GIVEN TEXT:

Core mechanism (how penalization works)

When enabled, JOpt applies an additional cost whenever an edge in the tour goes from Zone A → Zone B.

There are two layers:

1) Global multiplier (optimizer property)

The example sets:

  • JOpt.Clustering.PenlalizeZoneCodeCrossing = true/false (toggle)
  • JOpt.Clustering.PenlalizeZoneCodeCrossingMultiplier = 10.0

Interpretation:

  • a zone-crossing edge becomes significantly more expensive than an intra-zone edge,
  • which nudges the optimizer away from frequent crossings.

2) Direction-specific multipliers (ZoneConnection)

For more control, the example also configures directional zone connections:

  • Zone 1 → Zone 3 has an additional multiplier of 5.0
  • Zone 3 → Zone 1 has an additional multiplier of 0.0

This illustrates an important modeling capability:

  • you can penalize crossing asymmetrically, for example:
    • “going into the city is expensive (toll), leaving the city is cheap”, or
    • “crossing east→west is congested in the morning, west→east is congested in the evening”.

In the code, this is configured via the zone manager:

  • opti.getNodeConnector().getZoneManager().putZoneConnection(...)

Zone modeling in this example

This example uses ZoneNumber (integer ZoneCodes).

Zone sets (two “macro areas” with two codes each)

To demonstrate multi-zone membership, the nodes are assigned as:

  • Manhattan-like area:
    • Zone 1 (primary)
    • Zone 2 (extra code on the same qualification)
  • Jersey City-like area:
    • Zone 3 (primary)
    • Zone 4 (extra code on the same qualification)

This is done using:

  • ZoneNumberQualification(zoneOne) plus addExtraCode(zoneTwo) (and analogous for Zone 3/4)

Practical note:

  • Multi-zone membership is the recommended way to model border areas or “shared service areas”.
  • A job on a boundary can carry multiple zones, allowing either side to serve it without “hard polygon edges”.

Resource setup (intentional modeling choice)

In this scenario, resources are not restricted to a particular zone.

The point of the example is not “territory enforcement”, but “crossing discouragement”.

This is aligned with the documentation behavior:

  • if a resource has no explicit zone restriction, it can visit all zones,
  • but crossings will be penalized if the feature is enabled.

How to validate the effect (what to look for)

1) Toggle penalization on/off

The example defines:

  • boolean doPenalizeZoneCrossings = true; // Modify me

Run twice:

  • once with true,
  • once with false.

You should observe:

  • false: routes can switch zones frequently (distance-optimal but unrealistic)

MATERIAL SHOWN:
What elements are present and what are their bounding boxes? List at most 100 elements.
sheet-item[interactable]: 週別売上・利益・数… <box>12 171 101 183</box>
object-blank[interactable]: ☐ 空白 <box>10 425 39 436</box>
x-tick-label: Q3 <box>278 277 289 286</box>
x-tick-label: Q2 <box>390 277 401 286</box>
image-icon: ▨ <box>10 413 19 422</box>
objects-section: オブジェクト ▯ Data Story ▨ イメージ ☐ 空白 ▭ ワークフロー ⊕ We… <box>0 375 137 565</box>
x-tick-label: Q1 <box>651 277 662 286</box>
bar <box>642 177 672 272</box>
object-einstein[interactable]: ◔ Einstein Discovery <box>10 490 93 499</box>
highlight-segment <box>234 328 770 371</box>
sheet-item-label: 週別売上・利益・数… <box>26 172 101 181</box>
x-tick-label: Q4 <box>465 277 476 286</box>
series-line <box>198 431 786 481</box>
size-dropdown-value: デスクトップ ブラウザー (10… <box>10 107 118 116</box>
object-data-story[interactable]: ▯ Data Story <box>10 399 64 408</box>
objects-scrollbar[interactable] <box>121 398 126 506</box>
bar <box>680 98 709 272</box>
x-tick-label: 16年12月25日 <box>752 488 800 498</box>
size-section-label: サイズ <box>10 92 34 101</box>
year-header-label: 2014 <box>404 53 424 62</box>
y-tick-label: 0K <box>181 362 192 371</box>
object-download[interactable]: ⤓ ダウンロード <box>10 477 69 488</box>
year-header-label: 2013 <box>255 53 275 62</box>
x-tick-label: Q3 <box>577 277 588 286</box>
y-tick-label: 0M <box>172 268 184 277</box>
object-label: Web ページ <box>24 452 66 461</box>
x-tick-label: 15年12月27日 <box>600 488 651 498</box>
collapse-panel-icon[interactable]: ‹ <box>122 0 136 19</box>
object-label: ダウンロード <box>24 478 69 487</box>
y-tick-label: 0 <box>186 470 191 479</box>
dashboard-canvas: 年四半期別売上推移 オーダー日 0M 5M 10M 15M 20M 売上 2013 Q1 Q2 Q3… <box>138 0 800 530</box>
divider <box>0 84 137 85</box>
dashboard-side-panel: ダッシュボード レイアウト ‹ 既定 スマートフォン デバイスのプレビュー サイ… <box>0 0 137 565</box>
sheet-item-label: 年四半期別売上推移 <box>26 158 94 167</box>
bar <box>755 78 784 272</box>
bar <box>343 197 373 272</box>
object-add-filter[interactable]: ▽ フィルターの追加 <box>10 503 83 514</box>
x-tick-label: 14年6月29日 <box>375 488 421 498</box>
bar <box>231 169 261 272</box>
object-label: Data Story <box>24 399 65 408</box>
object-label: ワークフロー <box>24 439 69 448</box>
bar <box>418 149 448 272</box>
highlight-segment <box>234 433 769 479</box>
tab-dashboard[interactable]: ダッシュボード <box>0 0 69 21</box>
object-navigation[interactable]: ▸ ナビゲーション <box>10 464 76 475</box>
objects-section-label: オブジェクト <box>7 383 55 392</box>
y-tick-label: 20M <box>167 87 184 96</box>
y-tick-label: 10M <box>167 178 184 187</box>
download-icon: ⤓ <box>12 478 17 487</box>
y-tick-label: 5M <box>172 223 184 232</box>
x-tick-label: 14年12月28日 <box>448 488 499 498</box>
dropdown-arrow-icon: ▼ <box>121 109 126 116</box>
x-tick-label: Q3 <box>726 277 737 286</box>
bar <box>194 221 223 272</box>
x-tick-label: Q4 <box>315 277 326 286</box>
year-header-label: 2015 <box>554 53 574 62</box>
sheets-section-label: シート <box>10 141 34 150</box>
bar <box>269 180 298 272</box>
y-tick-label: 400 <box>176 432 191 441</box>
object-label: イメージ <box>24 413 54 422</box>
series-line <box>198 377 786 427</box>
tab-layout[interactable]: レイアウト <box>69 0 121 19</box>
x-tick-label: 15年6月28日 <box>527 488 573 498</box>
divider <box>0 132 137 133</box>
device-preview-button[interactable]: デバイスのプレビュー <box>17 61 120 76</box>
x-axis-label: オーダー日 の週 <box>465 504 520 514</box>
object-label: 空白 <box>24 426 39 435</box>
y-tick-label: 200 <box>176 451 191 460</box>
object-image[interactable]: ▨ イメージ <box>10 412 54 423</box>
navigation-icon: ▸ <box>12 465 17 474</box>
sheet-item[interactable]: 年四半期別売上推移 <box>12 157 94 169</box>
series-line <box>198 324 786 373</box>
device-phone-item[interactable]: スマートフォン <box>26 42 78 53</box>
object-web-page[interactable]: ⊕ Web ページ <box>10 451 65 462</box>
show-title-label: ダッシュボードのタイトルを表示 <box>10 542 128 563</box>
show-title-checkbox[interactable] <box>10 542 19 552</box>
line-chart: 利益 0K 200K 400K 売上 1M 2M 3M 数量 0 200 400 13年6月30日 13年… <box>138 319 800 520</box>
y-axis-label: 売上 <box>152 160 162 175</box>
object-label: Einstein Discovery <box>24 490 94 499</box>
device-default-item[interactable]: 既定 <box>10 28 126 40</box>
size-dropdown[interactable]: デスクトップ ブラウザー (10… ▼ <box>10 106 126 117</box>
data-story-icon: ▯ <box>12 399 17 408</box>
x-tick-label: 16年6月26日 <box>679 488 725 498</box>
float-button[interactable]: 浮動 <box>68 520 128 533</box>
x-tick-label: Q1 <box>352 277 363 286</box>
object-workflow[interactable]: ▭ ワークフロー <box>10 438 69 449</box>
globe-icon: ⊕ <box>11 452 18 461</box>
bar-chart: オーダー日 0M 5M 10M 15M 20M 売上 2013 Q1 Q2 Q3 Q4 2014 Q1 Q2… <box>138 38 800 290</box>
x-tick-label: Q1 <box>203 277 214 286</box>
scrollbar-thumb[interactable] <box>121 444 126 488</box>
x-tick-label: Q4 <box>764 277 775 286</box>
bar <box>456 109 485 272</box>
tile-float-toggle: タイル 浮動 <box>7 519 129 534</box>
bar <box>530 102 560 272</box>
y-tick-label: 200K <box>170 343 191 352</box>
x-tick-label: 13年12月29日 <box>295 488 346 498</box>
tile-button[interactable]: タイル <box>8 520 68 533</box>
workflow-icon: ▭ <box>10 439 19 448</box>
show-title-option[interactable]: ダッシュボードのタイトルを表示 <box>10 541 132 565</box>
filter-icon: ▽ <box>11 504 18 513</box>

APPLY WHAT YOU READ:
1/ In the zone-crossing penalization text, what additional multiplier is configured for Zone 3 → Zone 1?
2/ Pick up the zone-crossing penalization text after its final line and write what comes next.
The rows have no role in this.

RESPONSES BY TASK:
1/ 0.0

2/
  • true: routes tend to cluster by zone and reduce crossings

2) Visual inspection via KML export

The example exports the solution to KML:

  • BridgeCrossingZoneNumberConstraintExample-<true|false>.kml

Open the KML in Google Earth (or another KML viewer) and compare:

  • how often the route crosses the implicit zone boundary,
  • how “clean” the tours stay inside each zone.

This is the fastest practical way to communicate the feature to end users and stakeholders.


Pattern A — Penalize only specific borders

Use ZoneConnection entries for:

  • bridge/tunnel edges,
  • controlled border crossings,
  • congestion-zone boundaries.

Leave other zone-to-zone transitions unpenalized.

Pattern B — Use asymmetry intentionally

Directional penalties allow you to model:

  • toll directionality,
  • “morning inbound / evening outbound” congestion,
  • one-way physical constraints.

Pattern C — Combine with hard territories when required

If territories are mandatory:

  • enforce via ZoneCode constraints on WorkingHours (hard),
  • and still apply zone crossing penalties for “allowed but undesirable” transitions between adjacent territories.

This provides a clean separation:

  • feasibility (hard territory rules),
  • realism/efficiency (crossing penalization).

Summary

  • Zone Crossing Penalization adds an extra cost when traveling from one zone to another.
  • It is enabled via optimizer properties and can be refined with per-direction ZoneConnection multipliers.
  • This example models two macro areas (Manhattan vs Jersey City) using ZoneNumbers and demonstrates asymmetric crossing costs.
  • KML export makes it straightforward to verify that penalization reduces unnecessary “zig-zag” tours across bridges/tunnels.